Images excluded, repeat each entry below exactly.

start TASK MATERIAL

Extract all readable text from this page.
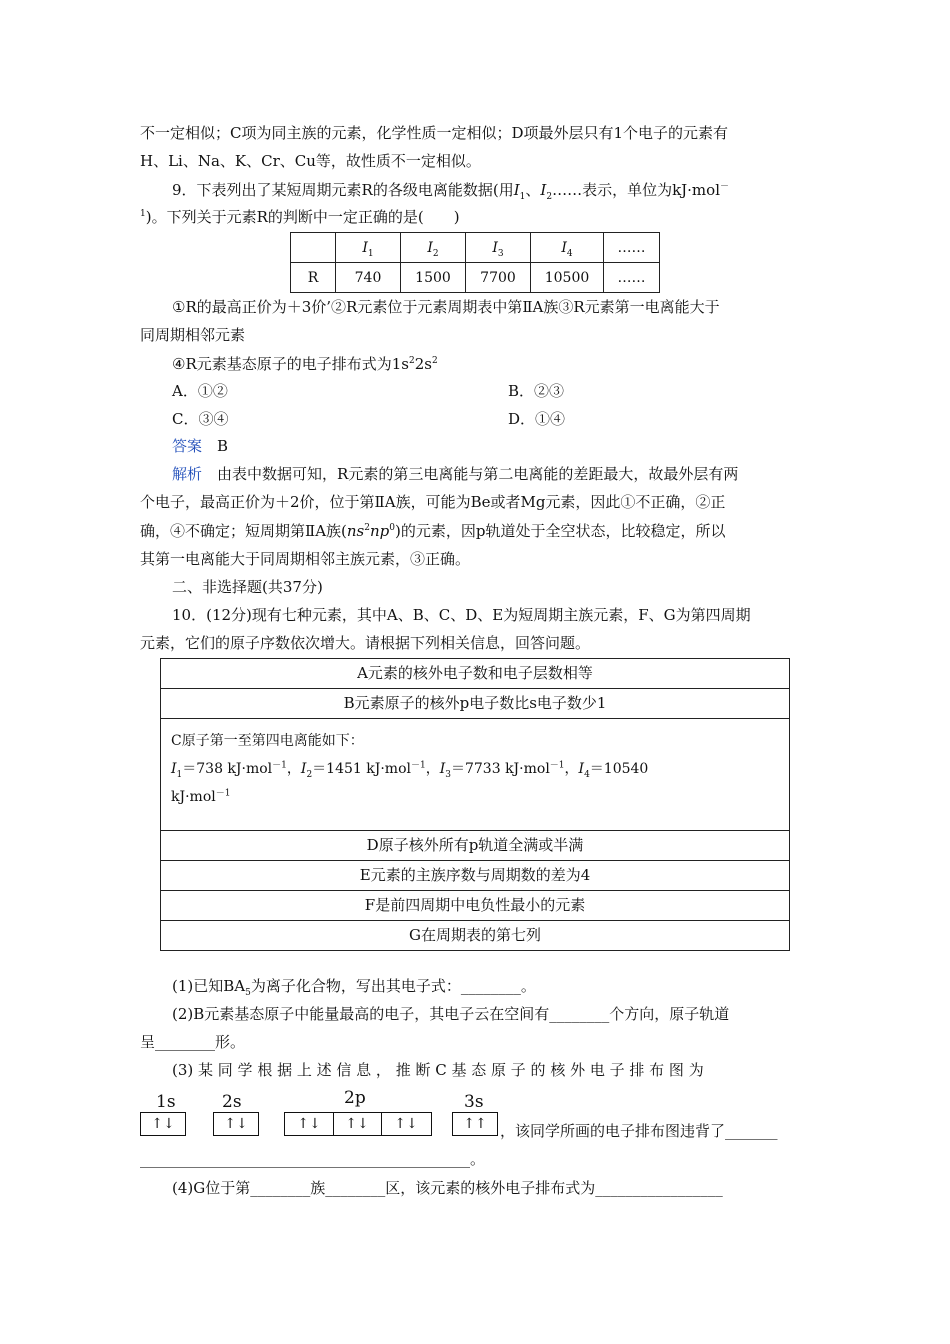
不一定相似；C项为同主族的元素，化学性质一定相似；D项最外层只有1个电子的元素有
H、Li、Na、K、Cr、Cu等，故性质不一定相似。
9．下表列出了某短周期元素R的各级电离能数据(用$I_1$、$I_2\dots\dots$表示，单位为kJ·mol－
$^1$)。下列关于元素R的判断中一定正确的是(　　)
	$I_1$	$I_2$	$I_3$	$I_4$	……
R	740	1500	7700	10500	……
①R的最高正价为＋3价’②R元素位于元素周期表中第ⅡA族③R元素第一电离能大于
同周期相邻元素
④R元素基态原子的电子排布式为$1s^22s^2$
A．①②	B．②③
C．③④	D．①④
答案　 B
解析　 由表中数据可知，R元素的第三电离能与第二电离能的差距最大，故最外层有两
个电子，最高正价为＋2价，位于第ⅡA族，可能为Be或者Mg元素，因此①不正确，②正
确，④不确定；短周期第ⅡA族$(ns^2np^0)$的元素，因p轨道处于全空状态，比较稳定，所以
其第一电离能大于同周期相邻主族元素，③正确。
二、非选择题(共37分)
10．(12分)现有七种元素，其中A、B、C、D、E为短周期主族元素，F、G为第四周期
元素，它们的原子序数依次增大。请根据下列相关信息，回答问题。
A元素的核外电子数和电子层数相等
B元素原子的核外p电子数比s电子数少1
C原子第一至第四电离能如下：
$I_1=738$ kJ·mol$^{-1}$，$I_2=1451$ kJ·mol$^{-1}$，$I_3=7733$ kJ·mol$^{-1}$，$I_4=10540$
kJ·mol$^{-1}$
D原子核外所有p轨道全满或半满
E元素的主族序数与周期数的差为4
F是前四周期中电负性最小的元素
G在周期表的第七列
(1)已知$BA_5$为离子化合物，写出其电子式：________。
(2)B元素基态原子中能量最高的电子，其电子云在空间有________个方向，原子轨道
呈________形。
(3) 某 同 学 根 据 上 述 信 息 ， 推 断 C 基 态 原 子 的 核 外 电 子 排 布 图 为
1s	2s	2p	3s
↑↓	↑↓	↑↓	↑↓	↑↓	↑↑ ，该同学所画的电子排布图违背了_______
____________________________________________。
(4)G位于第________族________区，该元素的核外电子排布式为_________________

end TASK MATERIAL

▶ [SOLVED EXERCISE]
Extract all readable text from this page.
不一定相似；C项为同主族的元素，化学性质一定相似；D项最外层只有1个电子的元素有
H、Li、Na、K、Cr、Cu等，故性质不一定相似。
9．下表列出了某短周期元素R的各级电离能数据(用$I_1$、$I_2\dots\dots$表示，单位为kJ·mol－
$^1$)。下列关于元素R的判断中一定正确的是(　　)
	$I_1$	$I_2$	$I_3$	$I_4$	……
R	740	1500	7700	10500	……
①R的最高正价为＋3价’②R元素位于元素周期表中第ⅡA族③R元素第一电离能大于
同周期相邻元素
④R元素基态原子的电子排布式为$1s^22s^2$
A．①②	B．②③
C．③④	D．①④
答案　 B
解析　 由表中数据可知，R元素的第三电离能与第二电离能的差距最大，故最外层有两
个电子，最高正价为＋2价，位于第ⅡA族，可能为Be或者Mg元素，因此①不正确，②正
确，④不确定；短周期第ⅡA族$(ns^2np^0)$的元素，因p轨道处于全空状态，比较稳定，所以
其第一电离能大于同周期相邻主族元素，③正确。
二、非选择题(共37分)
10．(12分)现有七种元素，其中A、B、C、D、E为短周期主族元素，F、G为第四周期
元素，它们的原子序数依次增大。请根据下列相关信息，回答问题。
A元素的核外电子数和电子层数相等
B元素原子的核外p电子数比s电子数少1
C原子第一至第四电离能如下：
$I_1=738$ kJ·mol$^{-1}$，$I_2=1451$ kJ·mol$^{-1}$，$I_3=7733$ kJ·mol$^{-1}$，$I_4=10540$
kJ·mol$^{-1}$
D原子核外所有p轨道全满或半满
E元素的主族序数与周期数的差为4
F是前四周期中电负性最小的元素
G在周期表的第七列
(1)已知$BA_5$为离子化合物，写出其电子式：________。
(2)B元素基态原子中能量最高的电子，其电子云在空间有________个方向，原子轨道
呈________形。
(3) 某 同 学 根 据 上 述 信 息 ， 推 断 C 基 态 原 子 的 核 外 电 子 排 布 图 为
1s	2s	2p	3s
↑↓	↑↓	↑↓	↑↓	↑↓	↑↑ ，该同学所画的电子排布图违背了_______
____________________________________________。
(4)G位于第________族________区，该元素的核外电子排布式为_________________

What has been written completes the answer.